Within the data that follows, how many lines carry the string "CHROME"? Give the number alone.

- _Data provided_:
........
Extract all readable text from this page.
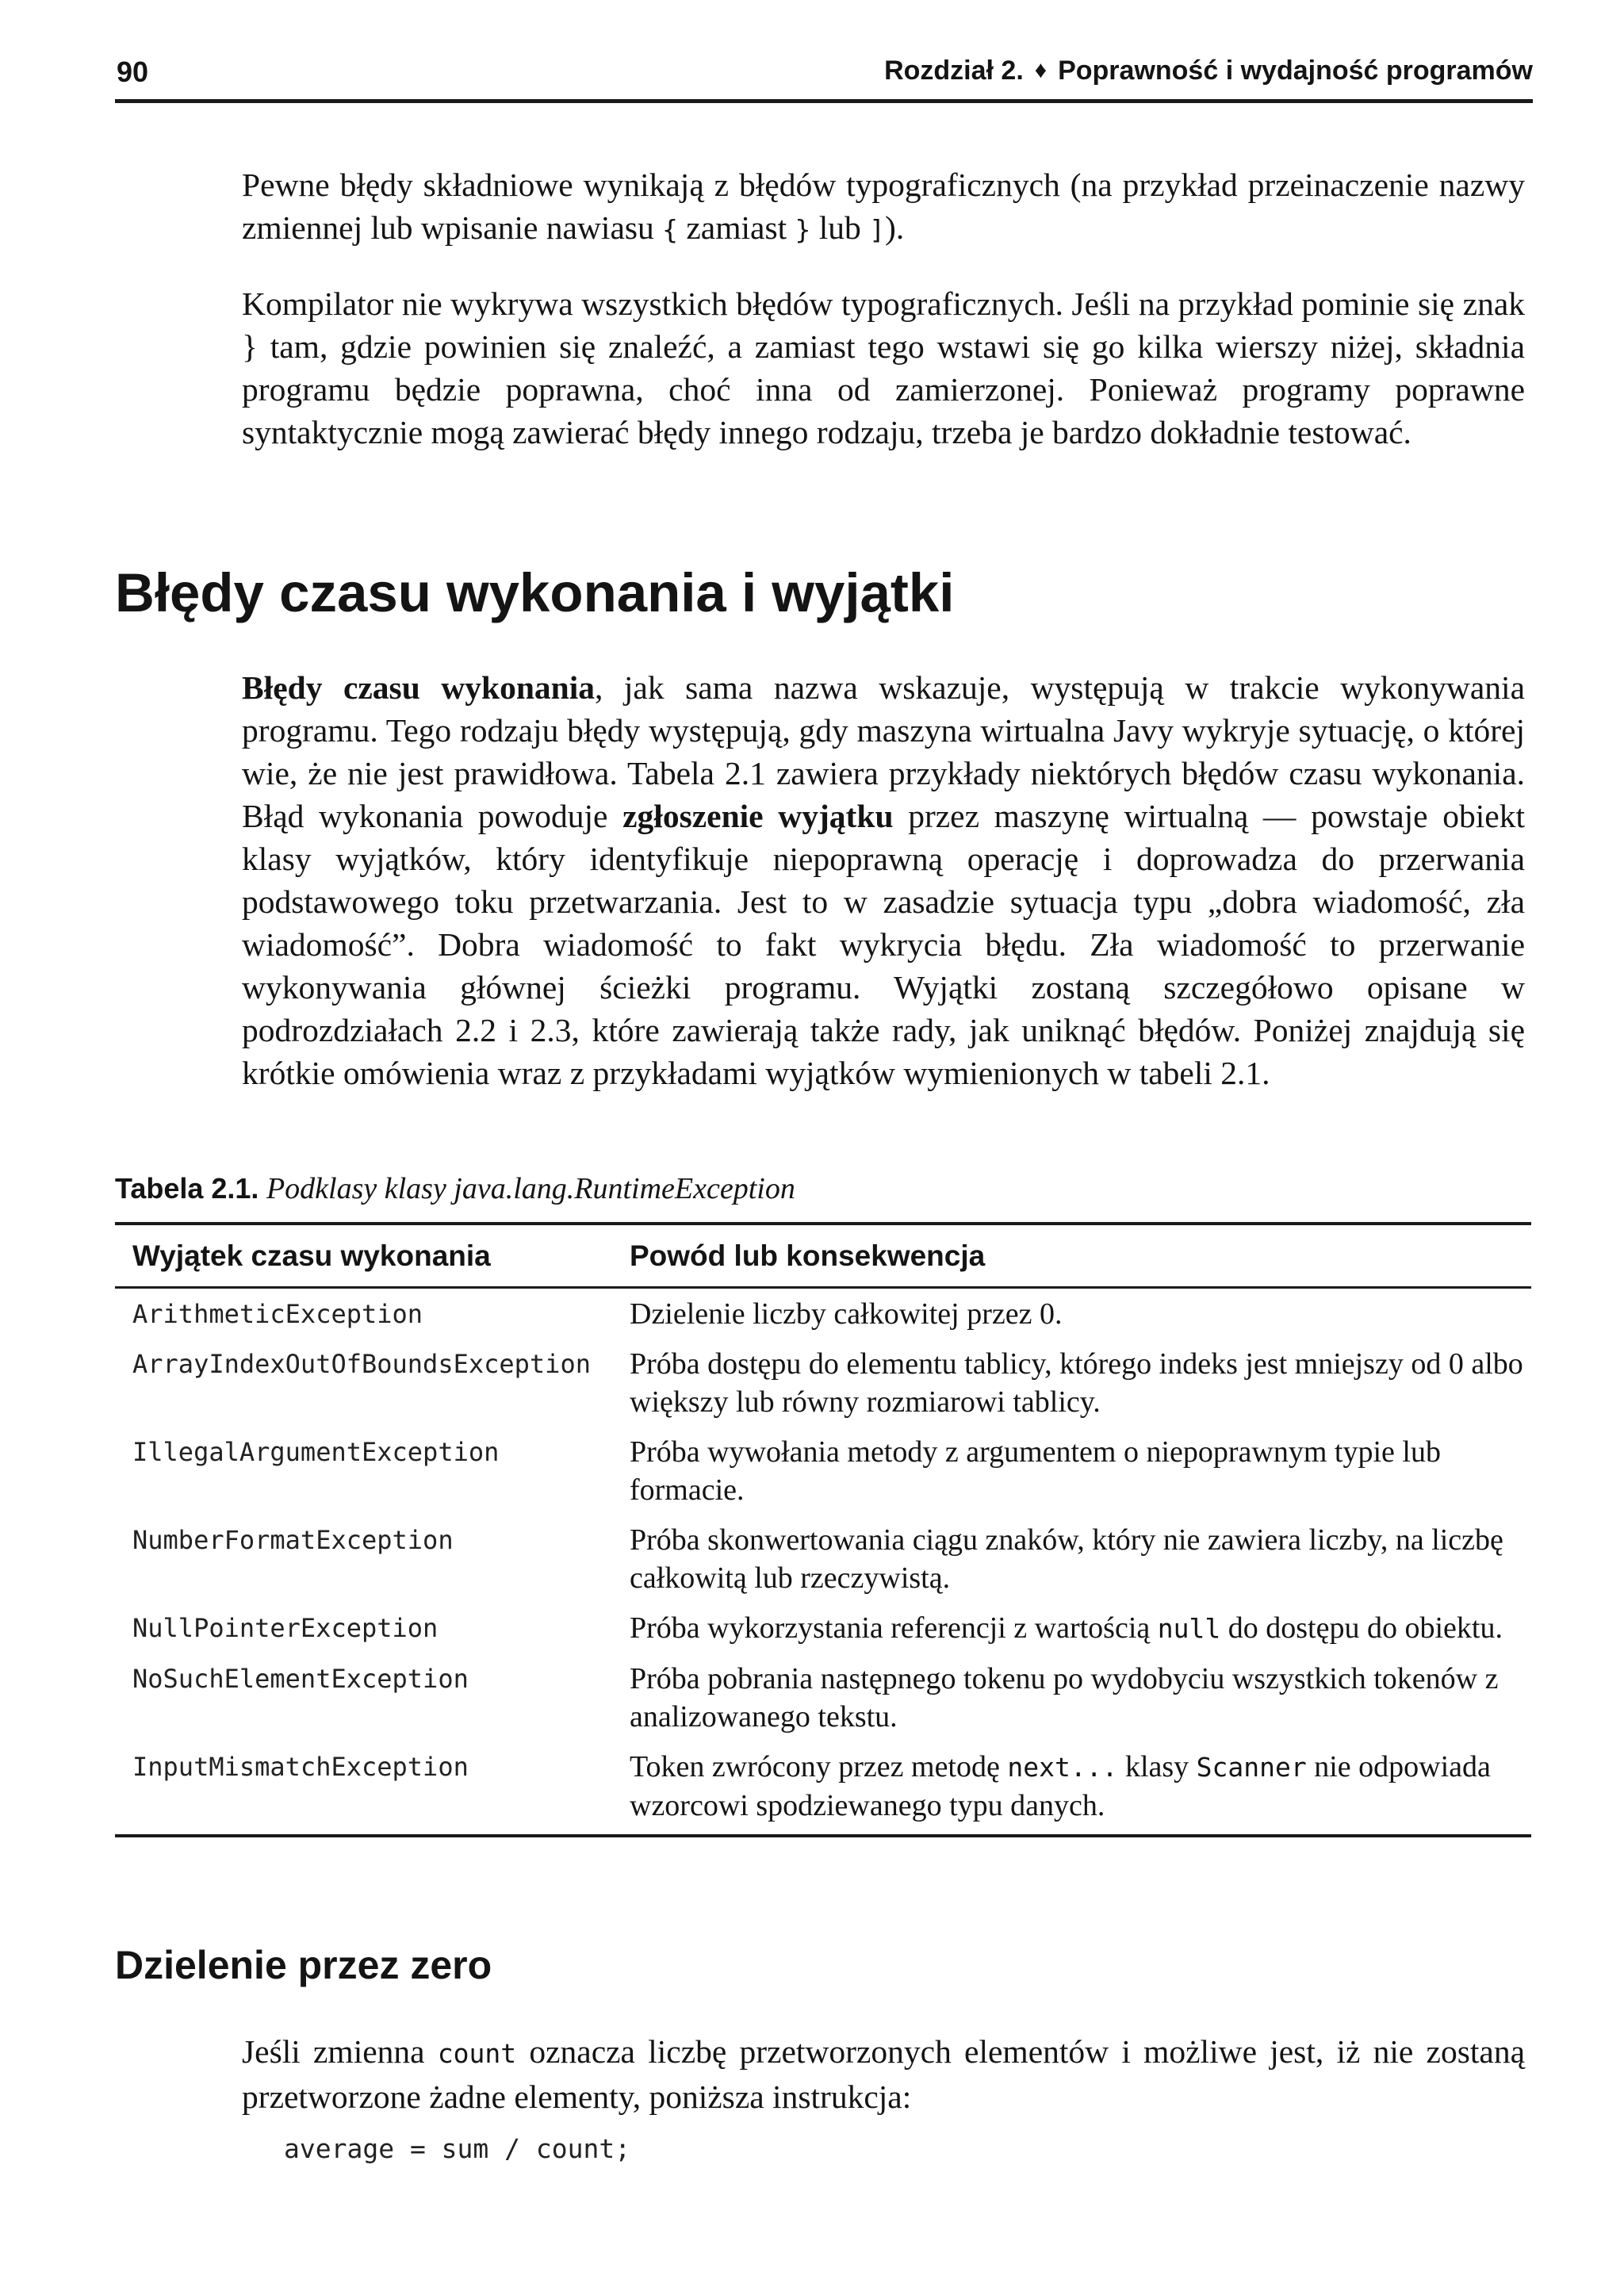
90	Rozdział 2. ♦ Poprawność i wydajność programów

Pewne błędy składniowe wynikają z błędów typograficznych (na przykład przeinaczenie nazwy zmiennej lub wpisanie nawiasu { zamiast } lub ]).

Kompilator nie wykrywa wszystkich błędów typograficznych. Jeśli na przykład pominie się znak } tam, gdzie powinien się znaleźć, a zamiast tego wstawi się go kilka wierszy niżej, składnia programu będzie poprawna, choć inna od zamierzonej. Ponieważ programy poprawne syntaktycznie mogą zawierać błędy innego rodzaju, trzeba je bardzo dokładnie testować.

Błędy czasu wykonania i wyjątki

Błędy czasu wykonania, jak sama nazwa wskazuje, występują w trakcie wykonywania programu. Tego rodzaju błędy występują, gdy maszyna wirtualna Javy wykryje sytuację, o której wie, że nie jest prawidłowa. Tabela 2.1 zawiera przykłady niektórych błędów czasu wykonania. Błąd wykonania powoduje zgłoszenie wyjątku przez maszynę wirtualną — powstaje obiekt klasy wyjątków, który identyfikuje niepoprawną operację i doprowadza do przerwania podstawowego toku przetwarzania. Jest to w zasadzie sytuacja typu „dobra wiadomość, zła wiadomość”. Dobra wiadomość to fakt wykrycia błędu. Zła wiadomość to przerwanie wykonywania głównej ścieżki programu. Wyjątki zostaną szczegółowo opisane w podrozdziałach 2.2 i 2.3, które zawierają także rady, jak uniknąć błędów. Poniżej znajdują się krótkie omówienia wraz z przykładami wyjątków wymienionych w tabeli 2.1.

Tabela 2.1. Podklasy klasy java.lang.RuntimeException
Wyjątek czasu wykonania	Powód lub konsekwencja
ArithmeticException	Dzielenie liczby całkowitej przez 0.
ArrayIndexOutOfBoundsException	Próba dostępu do elementu tablicy, którego indeks jest mniejszy od 0 albo większy lub równy rozmiarowi tablicy.
IllegalArgumentException	Próba wywołania metody z argumentem o niepoprawnym typie lub formacie.
NumberFormatException	Próba skonwertowania ciągu znaków, który nie zawiera liczby, na liczbę całkowitą lub rzeczywistą.
NullPointerException	Próba wykorzystania referencji z wartością null do dostępu do obiektu.
NoSuchElementException	Próba pobrania następnego tokenu po wydobyciu wszystkich tokenów z analizowanego tekstu.
InputMismatchException	Token zwrócony przez metodę next... klasy Scanner nie odpowiada wzorcowi spodziewanego typu danych.
Dzielenie przez zero

Jeśli zmienna count oznacza liczbę przetworzonych elementów i możliwe jest, iż nie zostaną przetworzone żadne elementy, poniższa instrukcja:

average = sum / count;
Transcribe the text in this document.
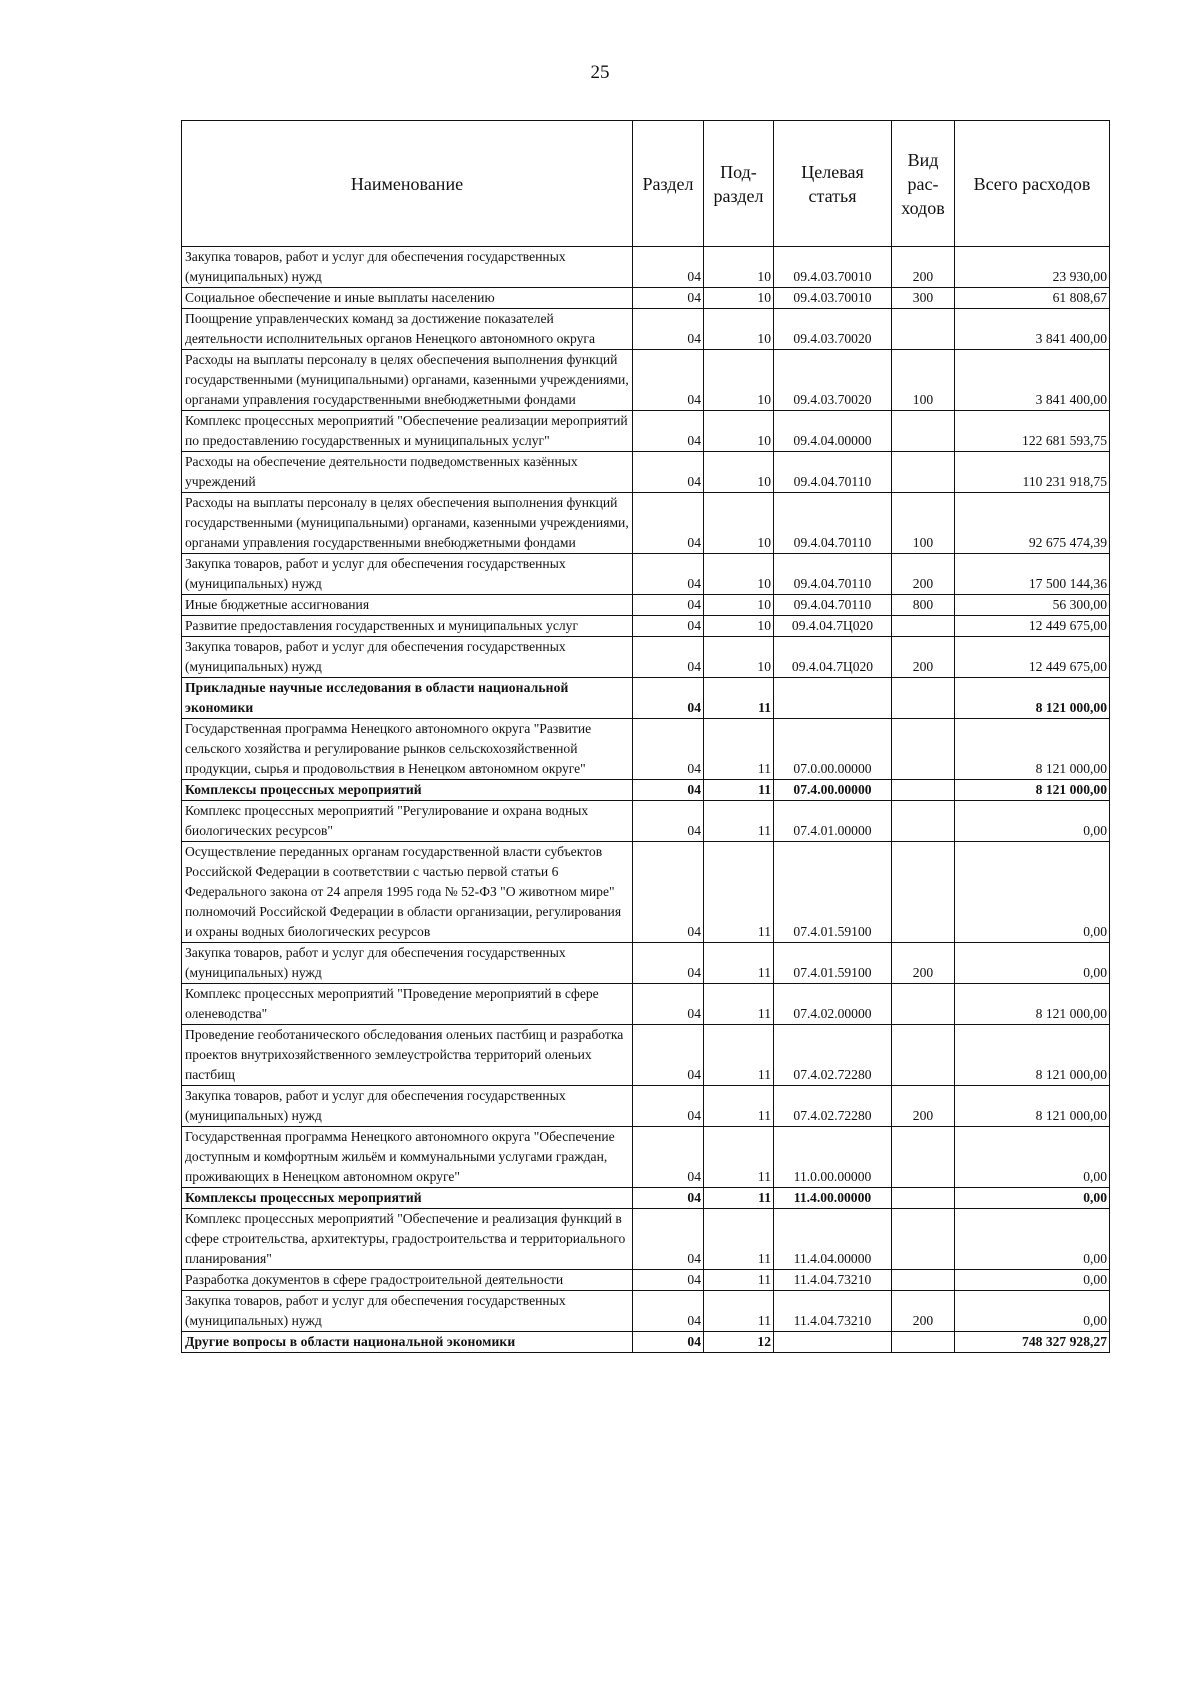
25
Наименование	Раздел	Под-раздел	Целевая статья	Вид рас-ходов	Всего расходов
Закупка товаров, работ и услуг для обеспечения государственных (муниципальных) нужд	04	10	09.4.03.70010	200	23 930,00
Социальное обеспечение и иные выплаты населению	04	10	09.4.03.70010	300	61 808,67
Поощрение управленческих команд за достижение показателей деятельности исполнительных органов Ненецкого автономного округа	04	10	09.4.03.70020		3 841 400,00
Расходы на выплаты персоналу в целях обеспечения выполнения функций государственными (муниципальными) органами, казенными учреждениями, органами управления государственными внебюджетными фондами	04	10	09.4.03.70020	100	3 841 400,00
Комплекс процессных мероприятий "Обеспечение реализации мероприятий по предоставлению государственных и муниципальных услуг"	04	10	09.4.04.00000		122 681 593,75
Расходы на обеспечение деятельности подведомственных казённых учреждений	04	10	09.4.04.70110		110 231 918,75
Расходы на выплаты персоналу в целях обеспечения выполнения функций государственными (муниципальными) органами, казенными учреждениями, органами управления государственными внебюджетными фондами	04	10	09.4.04.70110	100	92 675 474,39
Закупка товаров, работ и услуг для обеспечения государственных (муниципальных) нужд	04	10	09.4.04.70110	200	17 500 144,36
Иные бюджетные ассигнования	04	10	09.4.04.70110	800	56 300,00
Развитие предоставления государственных и муниципальных услуг	04	10	09.4.04.7Ц020		12 449 675,00
Закупка товаров, работ и услуг для обеспечения государственных (муниципальных) нужд	04	10	09.4.04.7Ц020	200	12 449 675,00
Прикладные научные исследования в области национальной экономики	04	11			8 121 000,00
Государственная программа Ненецкого автономного округа "Развитие сельского хозяйства и регулирование рынков сельскохозяйственной продукции, сырья и продовольствия в Ненецком автономном округе"	04	11	07.0.00.00000		8 121 000,00
Комплексы процессных мероприятий	04	11	07.4.00.00000		8 121 000,00
Комплекс процессных мероприятий "Регулирование и охрана водных биологических ресурсов"	04	11	07.4.01.00000		0,00
Осуществление переданных органам государственной власти субъектов Российской Федерации в соответствии с частью первой статьи 6 Федерального закона от 24 апреля 1995 года № 52-ФЗ "О животном мире" полномочий Российской Федерации в области организации, регулирования и охраны водных биологических ресурсов	04	11	07.4.01.59100		0,00
Закупка товаров, работ и услуг для обеспечения государственных (муниципальных) нужд	04	11	07.4.01.59100	200	0,00
Комплекс процессных мероприятий "Проведение мероприятий в сфере оленеводства"	04	11	07.4.02.00000		8 121 000,00
Проведение геоботанического обследования оленьих пастбищ и разработка проектов внутрихозяйственного землеустройства территорий оленьих пастбищ	04	11	07.4.02.72280		8 121 000,00
Закупка товаров, работ и услуг для обеспечения государственных (муниципальных) нужд	04	11	07.4.02.72280	200	8 121 000,00
Государственная программа Ненецкого автономного округа "Обеспечение доступным и комфортным жильём и коммунальными услугами граждан, проживающих в Ненецком автономном округе"	04	11	11.0.00.00000		0,00
Комплексы процессных мероприятий	04	11	11.4.00.00000		0,00
Комплекс процессных мероприятий "Обеспечение и реализация функций в сфере строительства, архитектуры, градостроительства и территориального планирования"	04	11	11.4.04.00000		0,00
Разработка документов в сфере градостроительной деятельности	04	11	11.4.04.73210		0,00
Закупка товаров, работ и услуг для обеспечения государственных (муниципальных) нужд	04	11	11.4.04.73210	200	0,00
Другие вопросы в области национальной экономики	04	12			748 327 928,27
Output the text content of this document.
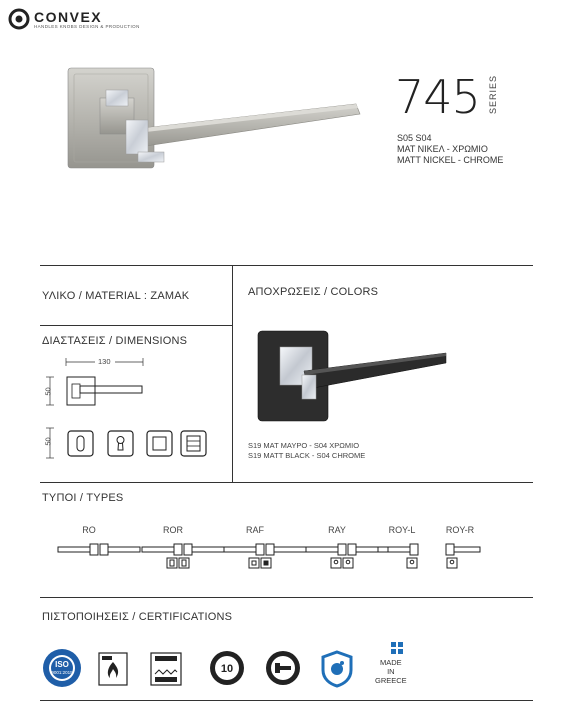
CONVEX
HANDLES KNOBS DESIGN & PRODUCTION
745 SERIES
S05 S04
ΜΑΤ ΝΙΚΕΛ - ΧΡΩΜΙΟ
MATT NICKEL - CHROME
ΥΛΙΚΟ / MATERIAL : ZAMAK
ΔΙΑΣΤΑΣΕΙΣ / DIMENSIONS
130
50
50
ΑΠΟΧΡΩΣΕΙΣ / COLORS
S19 MAT ΜΑΥΡΟ - S04 ΧΡΩΜΙΟ
S19 MATT BLACK - S04 CHROME
ΤΥΠΟΙ / TYPES
RO	ROR	RAF	RAY	ROY-L	ROY-R
ΠΙΣΤΟΠΟΙΗΣΕΙΣ / CERTIFICATIONS
ISO
9001:2015	10
MADE
IN
GREECE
........
- _Task answer_: 2